→ Stored data entries:
-*-*-
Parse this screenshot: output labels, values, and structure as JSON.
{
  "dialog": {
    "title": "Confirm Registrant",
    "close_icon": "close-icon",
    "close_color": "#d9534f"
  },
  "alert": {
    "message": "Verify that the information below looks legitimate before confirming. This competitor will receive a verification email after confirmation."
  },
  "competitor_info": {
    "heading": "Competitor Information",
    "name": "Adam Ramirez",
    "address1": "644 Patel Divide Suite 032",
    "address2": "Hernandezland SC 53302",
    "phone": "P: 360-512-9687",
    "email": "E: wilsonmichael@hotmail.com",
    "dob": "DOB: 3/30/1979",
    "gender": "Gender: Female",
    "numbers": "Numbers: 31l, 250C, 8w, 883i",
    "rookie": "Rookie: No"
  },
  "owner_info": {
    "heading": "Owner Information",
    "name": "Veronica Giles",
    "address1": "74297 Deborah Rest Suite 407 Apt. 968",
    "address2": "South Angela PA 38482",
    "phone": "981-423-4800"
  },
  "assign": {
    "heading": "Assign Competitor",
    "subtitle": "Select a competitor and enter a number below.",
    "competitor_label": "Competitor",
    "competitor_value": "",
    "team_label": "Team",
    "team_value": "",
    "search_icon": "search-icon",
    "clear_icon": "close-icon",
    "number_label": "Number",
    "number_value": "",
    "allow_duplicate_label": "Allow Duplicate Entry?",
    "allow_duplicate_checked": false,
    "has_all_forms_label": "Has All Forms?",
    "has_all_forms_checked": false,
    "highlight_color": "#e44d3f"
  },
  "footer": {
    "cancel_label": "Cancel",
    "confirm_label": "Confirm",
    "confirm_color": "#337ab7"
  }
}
-*-*-
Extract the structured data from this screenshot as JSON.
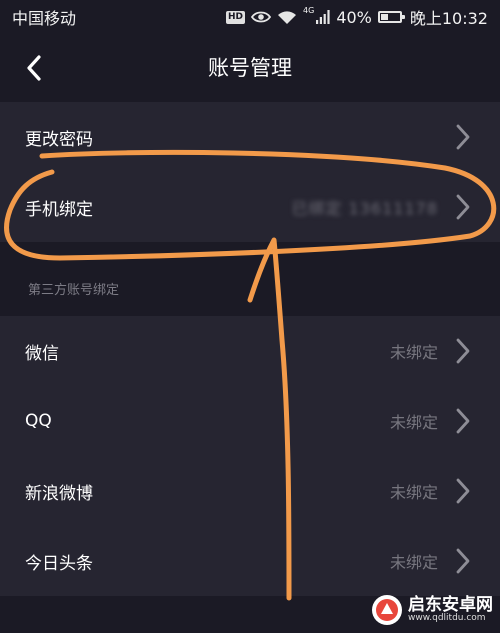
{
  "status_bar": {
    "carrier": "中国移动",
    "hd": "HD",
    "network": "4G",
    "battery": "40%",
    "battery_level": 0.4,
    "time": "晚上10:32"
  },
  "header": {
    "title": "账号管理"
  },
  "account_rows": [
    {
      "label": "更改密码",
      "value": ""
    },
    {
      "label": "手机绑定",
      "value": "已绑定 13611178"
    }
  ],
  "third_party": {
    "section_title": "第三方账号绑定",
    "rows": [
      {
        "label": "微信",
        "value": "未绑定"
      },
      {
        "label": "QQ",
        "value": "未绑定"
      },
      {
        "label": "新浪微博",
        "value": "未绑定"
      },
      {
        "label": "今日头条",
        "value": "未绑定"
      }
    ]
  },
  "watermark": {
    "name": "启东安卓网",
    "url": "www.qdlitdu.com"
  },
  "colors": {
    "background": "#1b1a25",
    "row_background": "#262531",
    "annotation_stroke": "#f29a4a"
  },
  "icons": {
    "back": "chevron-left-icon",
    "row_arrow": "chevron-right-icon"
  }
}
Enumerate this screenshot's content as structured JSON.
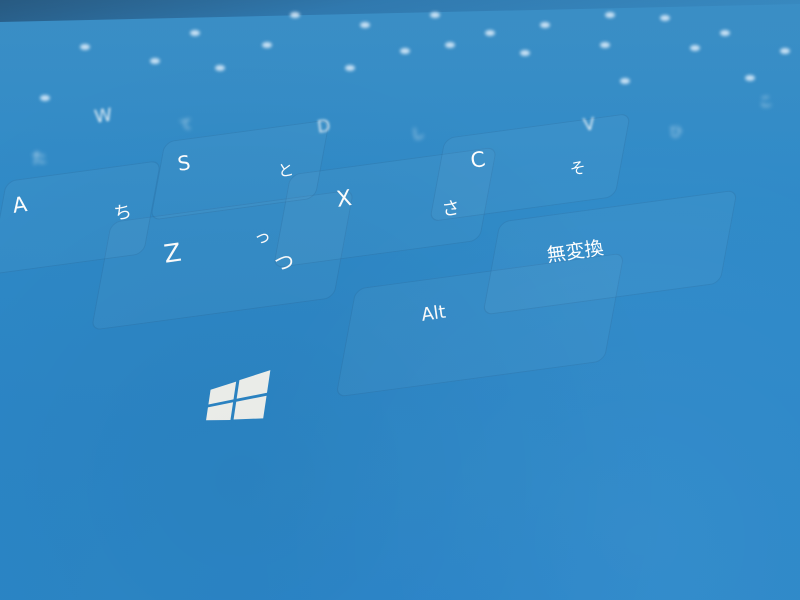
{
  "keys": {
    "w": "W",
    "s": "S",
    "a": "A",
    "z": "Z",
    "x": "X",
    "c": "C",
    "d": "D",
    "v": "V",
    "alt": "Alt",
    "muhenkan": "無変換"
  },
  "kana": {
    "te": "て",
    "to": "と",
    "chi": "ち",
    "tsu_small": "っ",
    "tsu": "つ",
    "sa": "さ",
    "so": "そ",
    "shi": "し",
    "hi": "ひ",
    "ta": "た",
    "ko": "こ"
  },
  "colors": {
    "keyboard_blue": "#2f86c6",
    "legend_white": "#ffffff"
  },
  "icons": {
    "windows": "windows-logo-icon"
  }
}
-*-*-
→ Short problem:
Gather every line from the listing above in which "structured" appears, and copy those lines.

→ Answer for the task:
Extract the structured data from this screenshot as JSON.
Enumerate this screenshot's content as structured JSON.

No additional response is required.